#### INFORMATION GIVEN ####
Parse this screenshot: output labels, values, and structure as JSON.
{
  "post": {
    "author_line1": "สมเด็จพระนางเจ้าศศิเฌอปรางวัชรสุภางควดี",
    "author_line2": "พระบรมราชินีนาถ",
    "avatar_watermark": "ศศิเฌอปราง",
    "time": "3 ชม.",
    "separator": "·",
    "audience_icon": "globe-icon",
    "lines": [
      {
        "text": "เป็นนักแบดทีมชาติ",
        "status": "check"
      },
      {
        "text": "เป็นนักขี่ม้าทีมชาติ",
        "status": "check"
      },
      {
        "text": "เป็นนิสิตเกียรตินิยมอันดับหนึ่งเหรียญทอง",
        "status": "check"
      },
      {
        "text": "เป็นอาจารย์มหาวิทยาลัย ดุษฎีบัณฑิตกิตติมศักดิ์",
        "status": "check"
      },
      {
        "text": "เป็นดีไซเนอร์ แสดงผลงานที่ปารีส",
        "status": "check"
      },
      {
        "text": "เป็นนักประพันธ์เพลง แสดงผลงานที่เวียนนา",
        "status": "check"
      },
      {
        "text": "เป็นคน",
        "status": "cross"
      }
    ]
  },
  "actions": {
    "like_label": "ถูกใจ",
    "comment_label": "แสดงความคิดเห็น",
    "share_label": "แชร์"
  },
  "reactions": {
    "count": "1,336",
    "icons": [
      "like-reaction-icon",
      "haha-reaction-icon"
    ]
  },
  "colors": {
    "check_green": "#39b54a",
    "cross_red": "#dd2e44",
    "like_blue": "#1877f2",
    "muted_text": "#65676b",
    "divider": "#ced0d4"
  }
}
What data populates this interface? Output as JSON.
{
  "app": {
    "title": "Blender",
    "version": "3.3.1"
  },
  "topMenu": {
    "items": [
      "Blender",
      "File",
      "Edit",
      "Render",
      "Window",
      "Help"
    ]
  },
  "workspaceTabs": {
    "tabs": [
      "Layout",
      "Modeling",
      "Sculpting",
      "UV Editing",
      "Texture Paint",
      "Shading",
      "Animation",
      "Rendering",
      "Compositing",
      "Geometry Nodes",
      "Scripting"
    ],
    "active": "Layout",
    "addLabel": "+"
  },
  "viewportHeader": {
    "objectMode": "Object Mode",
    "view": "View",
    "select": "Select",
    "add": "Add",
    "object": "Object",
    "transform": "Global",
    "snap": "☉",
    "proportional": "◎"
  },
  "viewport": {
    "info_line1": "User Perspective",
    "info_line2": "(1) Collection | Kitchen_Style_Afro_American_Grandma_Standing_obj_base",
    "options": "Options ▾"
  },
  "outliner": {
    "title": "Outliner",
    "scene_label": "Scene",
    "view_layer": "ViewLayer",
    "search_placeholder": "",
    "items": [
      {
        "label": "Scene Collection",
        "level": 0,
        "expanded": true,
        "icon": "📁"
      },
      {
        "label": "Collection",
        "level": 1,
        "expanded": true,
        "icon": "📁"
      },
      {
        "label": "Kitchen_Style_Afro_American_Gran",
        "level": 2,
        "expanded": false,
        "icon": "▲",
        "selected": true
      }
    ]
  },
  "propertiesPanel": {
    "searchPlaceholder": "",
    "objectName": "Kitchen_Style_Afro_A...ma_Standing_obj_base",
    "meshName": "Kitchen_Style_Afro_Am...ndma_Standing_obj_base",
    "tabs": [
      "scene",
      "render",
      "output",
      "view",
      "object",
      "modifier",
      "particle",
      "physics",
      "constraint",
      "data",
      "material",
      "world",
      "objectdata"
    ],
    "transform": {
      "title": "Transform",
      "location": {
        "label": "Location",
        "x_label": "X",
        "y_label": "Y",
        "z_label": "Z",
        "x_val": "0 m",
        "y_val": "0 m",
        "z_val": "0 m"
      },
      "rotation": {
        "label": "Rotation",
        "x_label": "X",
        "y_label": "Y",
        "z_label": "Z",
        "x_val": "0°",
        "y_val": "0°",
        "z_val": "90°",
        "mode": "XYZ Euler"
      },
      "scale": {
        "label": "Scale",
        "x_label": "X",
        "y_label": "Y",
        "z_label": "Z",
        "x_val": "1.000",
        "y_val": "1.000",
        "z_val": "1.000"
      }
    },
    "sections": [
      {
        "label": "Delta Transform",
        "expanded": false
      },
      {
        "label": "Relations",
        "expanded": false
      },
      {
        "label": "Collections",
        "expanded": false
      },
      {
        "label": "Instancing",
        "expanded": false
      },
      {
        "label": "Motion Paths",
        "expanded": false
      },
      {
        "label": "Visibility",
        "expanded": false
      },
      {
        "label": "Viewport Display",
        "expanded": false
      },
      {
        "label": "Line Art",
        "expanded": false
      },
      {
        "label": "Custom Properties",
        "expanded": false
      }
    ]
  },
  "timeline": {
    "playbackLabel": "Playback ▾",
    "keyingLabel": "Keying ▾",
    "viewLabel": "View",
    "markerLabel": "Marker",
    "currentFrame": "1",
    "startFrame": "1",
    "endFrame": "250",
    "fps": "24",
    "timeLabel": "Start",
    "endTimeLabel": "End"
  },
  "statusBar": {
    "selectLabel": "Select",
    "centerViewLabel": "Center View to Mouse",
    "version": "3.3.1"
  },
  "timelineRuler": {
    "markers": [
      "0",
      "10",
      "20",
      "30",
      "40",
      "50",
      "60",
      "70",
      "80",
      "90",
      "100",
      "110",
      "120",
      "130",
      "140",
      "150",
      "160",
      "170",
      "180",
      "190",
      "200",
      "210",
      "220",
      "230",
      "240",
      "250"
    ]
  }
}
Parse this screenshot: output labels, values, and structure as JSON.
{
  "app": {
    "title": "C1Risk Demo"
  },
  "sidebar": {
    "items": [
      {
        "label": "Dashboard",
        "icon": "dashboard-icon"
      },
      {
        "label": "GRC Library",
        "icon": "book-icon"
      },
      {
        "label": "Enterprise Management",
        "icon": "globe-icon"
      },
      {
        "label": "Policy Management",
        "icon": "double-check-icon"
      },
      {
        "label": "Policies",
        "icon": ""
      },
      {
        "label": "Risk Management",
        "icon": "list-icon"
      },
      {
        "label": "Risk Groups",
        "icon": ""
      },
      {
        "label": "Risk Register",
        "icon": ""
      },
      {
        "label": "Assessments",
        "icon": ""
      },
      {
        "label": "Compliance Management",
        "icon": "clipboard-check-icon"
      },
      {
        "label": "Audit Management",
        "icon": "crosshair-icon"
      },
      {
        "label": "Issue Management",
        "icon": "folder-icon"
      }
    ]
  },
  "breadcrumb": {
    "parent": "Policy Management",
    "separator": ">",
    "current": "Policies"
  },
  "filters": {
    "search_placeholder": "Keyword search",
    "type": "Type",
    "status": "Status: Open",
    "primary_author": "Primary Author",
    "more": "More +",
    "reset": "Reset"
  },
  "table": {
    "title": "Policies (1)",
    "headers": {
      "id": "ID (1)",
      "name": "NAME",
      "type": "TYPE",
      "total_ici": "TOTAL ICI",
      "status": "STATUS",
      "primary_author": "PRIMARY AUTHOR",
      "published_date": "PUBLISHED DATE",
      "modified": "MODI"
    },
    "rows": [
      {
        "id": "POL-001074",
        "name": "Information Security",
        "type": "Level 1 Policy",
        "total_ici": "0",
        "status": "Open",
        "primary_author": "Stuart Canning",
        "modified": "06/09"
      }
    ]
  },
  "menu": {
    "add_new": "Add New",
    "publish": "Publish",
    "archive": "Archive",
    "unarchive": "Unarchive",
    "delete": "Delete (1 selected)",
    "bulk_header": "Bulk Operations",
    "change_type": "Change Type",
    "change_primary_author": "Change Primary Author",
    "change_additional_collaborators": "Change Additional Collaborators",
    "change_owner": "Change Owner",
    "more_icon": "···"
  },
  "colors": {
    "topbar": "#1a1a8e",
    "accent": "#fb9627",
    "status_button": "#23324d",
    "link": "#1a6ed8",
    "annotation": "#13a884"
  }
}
####
**WRITTEN REQUEST:** Using the listing, copy every line where the word "Policies" shows up.

**EXPECTED OUTPUT:**
        "label": "Policies",
    "current": "Policies"
    "title": "Policies (1)",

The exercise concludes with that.